_Article proposé_
§ §

L’Ukraine salue la promesse de l’Occident d’envoyer des systèmes de défense

L’Ukraine revendiquait la reconquête de plusieurs villes prises par les troupes russes dans le sud du pays et célébrait l’engagement de l’Occident à envoyer au plus vite des systèmes de défense antiaérienne pour se protéger des bombardements russes sur ses villes.

Un groupe d’une cinquantaine de pays dirigé par les États-Unis s’est réuni au siège de l’OTAN à Bruxelles, où ils se sont engagés à envoyer de tels systèmes de défense en Ukraine.

« Les systèmes seront expédiés aussi vite que nous pourrons physiquement nous les faire parvenir », a déclaré le secrétaire américain à la Défense, Lloyd Austin, après la réunion.

Ces promesses de matériel militaire interviennent après qu’une avalanche de missiles, roquettes et drones s’est abattue sur l’Ukraine ces derniers jours, présentée par le président russe, Vladimir Poutine, en représailles à l’attaque à l’explosif contre le pont qui relie la péninsule de Crimée, annexé par Moscou en 2014, avec le territoire russe.

Ces bombardements ont fait 19 morts, plus de 100 blessés et de sérieux dégâts aux infrastructures énergétiques, selon les autorités ukrainiennes. La capitale, Kyiv, a été touchée par des obus, ce qui ne s’était pas produit depuis fin juin.

« Une nouvelle ère de défense aérienne »

Avec l’arrivée du système allemand Iris-T et la livraison prochaine du NASAMS américain, le ministre ukrainien de la Défense, Oleksiy Reznikov, a prédit « une nouvelle ère de défense aérienne ».

L’Assemblée générale de l’ONU a approuvé ce mercredi à une écrasante majorité une résolution condamnant « l’annexion illégale » par la Russie de quatre territoires de l’Ukraine.

La résolution, présentée par l’Albanie et l’Ukraine elle-même, et coparrainée par quelque soixante-dix pays, a été approuvée par 143 voix pour, cinq contre (Russie, Biélorussie, Corée du Nord, Nicaragua et Syrie) et 35 abstentions.

Lors d’une réunion virtuelle la veille avec les dirigeants du G7, le président ukrainien, Volodimir Zelenski, a réclamé leur aide pour créer un « bouclier anti-aérien » et averti que la Russie a encore « des moyens d’intensifier son offensive ».

Les services de sécurité russes (FSB) ont annoncé mercredi l’arrestation de huit personnes soupçonnées d’avoir participé à l’organisation de l’attaque du pont de Crimée qui, selon eux, a été orchestrée par les services de renseignement ukrainiens.

Les autorités ukrainiennes n’ont ni confirmé ni nié leur implication dans l’explosion sur le pont.

§ §

_Objectif à atteindre_
Citez textuellement l'extrait de l'article sur l'Ukraine qui commence par « L’Ukraine revendiquait la » et se poursuit jusqu'à « défense en Ukraine. ». Les données proviennent d'une autre source.

§ §

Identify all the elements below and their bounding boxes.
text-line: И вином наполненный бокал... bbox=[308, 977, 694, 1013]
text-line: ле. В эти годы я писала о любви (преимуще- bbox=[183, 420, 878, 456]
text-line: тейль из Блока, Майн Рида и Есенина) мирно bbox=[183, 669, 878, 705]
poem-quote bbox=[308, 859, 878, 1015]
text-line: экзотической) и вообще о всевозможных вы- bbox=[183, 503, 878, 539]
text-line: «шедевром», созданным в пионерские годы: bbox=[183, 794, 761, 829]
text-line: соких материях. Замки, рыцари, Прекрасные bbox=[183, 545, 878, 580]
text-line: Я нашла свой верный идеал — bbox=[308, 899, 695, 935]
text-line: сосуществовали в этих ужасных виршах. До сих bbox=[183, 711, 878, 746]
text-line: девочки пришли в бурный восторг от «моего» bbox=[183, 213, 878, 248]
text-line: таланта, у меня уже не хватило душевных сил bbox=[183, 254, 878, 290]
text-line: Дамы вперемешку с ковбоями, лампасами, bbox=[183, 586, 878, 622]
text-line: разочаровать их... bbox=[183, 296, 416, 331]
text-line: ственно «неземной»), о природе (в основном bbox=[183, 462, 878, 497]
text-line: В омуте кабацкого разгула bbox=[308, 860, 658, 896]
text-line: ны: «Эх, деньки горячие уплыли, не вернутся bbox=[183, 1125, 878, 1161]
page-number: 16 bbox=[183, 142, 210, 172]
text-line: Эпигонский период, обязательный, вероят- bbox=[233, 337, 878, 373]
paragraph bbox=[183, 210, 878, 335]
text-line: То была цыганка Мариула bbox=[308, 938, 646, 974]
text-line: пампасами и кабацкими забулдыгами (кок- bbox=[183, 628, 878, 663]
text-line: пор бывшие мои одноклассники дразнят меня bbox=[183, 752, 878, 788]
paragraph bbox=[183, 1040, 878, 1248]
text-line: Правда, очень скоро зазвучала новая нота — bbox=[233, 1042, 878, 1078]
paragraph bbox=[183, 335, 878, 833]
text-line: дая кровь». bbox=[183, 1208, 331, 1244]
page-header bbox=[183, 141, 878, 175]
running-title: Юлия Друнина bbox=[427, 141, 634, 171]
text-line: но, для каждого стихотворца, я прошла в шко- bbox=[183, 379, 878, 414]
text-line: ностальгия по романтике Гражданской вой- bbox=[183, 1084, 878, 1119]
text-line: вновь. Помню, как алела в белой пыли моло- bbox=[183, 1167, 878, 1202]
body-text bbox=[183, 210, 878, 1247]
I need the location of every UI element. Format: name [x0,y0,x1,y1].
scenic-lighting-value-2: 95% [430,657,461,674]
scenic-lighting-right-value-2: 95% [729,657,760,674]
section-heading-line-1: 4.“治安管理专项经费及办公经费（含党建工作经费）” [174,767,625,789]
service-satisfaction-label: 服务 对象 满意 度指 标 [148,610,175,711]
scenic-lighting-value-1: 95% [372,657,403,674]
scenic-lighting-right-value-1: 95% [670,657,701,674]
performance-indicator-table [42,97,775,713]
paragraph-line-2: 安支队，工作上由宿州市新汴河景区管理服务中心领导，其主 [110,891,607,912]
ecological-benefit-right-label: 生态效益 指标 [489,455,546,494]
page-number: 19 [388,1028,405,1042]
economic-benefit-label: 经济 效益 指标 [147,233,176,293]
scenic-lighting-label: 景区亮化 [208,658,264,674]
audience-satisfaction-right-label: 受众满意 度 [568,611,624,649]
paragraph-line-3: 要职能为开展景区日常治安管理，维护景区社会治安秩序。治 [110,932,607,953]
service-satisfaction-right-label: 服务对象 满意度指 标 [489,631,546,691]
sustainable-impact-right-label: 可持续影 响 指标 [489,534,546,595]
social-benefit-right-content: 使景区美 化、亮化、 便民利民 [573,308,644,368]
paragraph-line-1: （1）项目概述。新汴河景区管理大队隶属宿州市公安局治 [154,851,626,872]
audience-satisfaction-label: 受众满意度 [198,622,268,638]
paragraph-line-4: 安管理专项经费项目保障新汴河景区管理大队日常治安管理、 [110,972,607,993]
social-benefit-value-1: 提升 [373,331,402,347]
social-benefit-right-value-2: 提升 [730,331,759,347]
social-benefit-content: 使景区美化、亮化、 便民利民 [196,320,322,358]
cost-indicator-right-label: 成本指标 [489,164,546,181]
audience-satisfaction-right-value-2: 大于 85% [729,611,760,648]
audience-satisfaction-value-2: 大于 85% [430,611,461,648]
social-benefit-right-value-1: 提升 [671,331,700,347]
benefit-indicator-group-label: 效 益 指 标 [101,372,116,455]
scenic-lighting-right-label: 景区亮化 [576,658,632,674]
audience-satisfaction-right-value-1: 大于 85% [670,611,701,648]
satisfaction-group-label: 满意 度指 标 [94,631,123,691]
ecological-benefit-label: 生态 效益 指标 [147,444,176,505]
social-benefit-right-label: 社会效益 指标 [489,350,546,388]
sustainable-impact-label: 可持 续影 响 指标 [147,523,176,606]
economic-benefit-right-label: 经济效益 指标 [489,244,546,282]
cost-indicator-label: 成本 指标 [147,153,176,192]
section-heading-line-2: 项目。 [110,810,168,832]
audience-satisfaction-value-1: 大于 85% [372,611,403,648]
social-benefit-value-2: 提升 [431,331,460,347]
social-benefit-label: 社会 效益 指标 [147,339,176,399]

§ §

_Résultat_
L’Ukraine revendiquait la reconquête de plusieurs villes prises par les troupes russes dans le sud du pays et célébrait l’engagement de l’Occident à envoyer au plus vite des systèmes de défense antiaérienne pour se protéger des bombardements russes sur ses villes.

Un groupe d’une cinquantaine de pays dirigé par les États-Unis s’est réuni au siège de l’OTAN à Bruxelles, où ils se sont engagés à envoyer de tels systèmes de défense en Ukraine.